Required work: Filter the entries and keep only the lines where the string "icon" appears.

::::

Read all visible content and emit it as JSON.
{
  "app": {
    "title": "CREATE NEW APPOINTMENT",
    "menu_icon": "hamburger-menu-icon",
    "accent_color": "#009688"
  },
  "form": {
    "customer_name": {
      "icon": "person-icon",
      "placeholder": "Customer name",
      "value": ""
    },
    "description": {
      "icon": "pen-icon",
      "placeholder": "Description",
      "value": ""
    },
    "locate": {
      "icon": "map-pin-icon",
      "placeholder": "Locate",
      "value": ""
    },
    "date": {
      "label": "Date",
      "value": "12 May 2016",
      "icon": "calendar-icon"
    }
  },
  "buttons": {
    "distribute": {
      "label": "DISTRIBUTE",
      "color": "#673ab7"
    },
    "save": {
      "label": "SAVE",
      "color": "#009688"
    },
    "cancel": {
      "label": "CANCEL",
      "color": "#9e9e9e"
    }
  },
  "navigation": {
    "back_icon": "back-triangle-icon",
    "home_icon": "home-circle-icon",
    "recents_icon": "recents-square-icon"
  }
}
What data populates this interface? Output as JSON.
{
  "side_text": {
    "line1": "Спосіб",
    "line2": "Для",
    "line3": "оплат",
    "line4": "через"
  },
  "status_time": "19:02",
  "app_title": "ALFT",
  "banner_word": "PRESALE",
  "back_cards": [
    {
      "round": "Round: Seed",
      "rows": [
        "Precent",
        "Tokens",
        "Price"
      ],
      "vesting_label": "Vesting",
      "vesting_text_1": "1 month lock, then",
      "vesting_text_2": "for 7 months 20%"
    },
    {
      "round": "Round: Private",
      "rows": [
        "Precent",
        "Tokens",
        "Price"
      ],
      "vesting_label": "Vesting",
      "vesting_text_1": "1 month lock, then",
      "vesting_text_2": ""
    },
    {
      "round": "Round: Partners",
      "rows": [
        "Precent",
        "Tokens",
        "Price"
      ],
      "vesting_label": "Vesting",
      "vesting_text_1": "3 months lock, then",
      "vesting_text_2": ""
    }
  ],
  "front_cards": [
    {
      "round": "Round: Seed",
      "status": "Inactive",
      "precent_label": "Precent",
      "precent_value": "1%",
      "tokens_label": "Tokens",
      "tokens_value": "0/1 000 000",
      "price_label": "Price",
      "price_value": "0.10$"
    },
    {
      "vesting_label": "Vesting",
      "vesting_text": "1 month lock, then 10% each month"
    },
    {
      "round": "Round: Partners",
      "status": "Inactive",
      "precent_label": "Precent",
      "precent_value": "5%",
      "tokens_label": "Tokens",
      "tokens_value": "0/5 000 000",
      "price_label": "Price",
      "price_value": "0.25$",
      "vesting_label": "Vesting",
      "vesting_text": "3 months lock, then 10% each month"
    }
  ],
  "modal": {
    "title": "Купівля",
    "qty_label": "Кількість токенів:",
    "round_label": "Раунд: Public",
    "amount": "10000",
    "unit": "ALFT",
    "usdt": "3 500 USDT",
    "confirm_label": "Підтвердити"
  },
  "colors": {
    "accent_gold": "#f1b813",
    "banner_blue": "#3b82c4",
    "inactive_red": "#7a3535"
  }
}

::::

The solution:
    "menu_icon": "hamburger-menu-icon",
      "icon": "person-icon",
      "icon": "pen-icon",
      "icon": "map-pin-icon",
      "icon": "calendar-icon"
    "back_icon": "back-triangle-icon",
    "home_icon": "home-circle-icon",
    "recents_icon": "recents-square-icon"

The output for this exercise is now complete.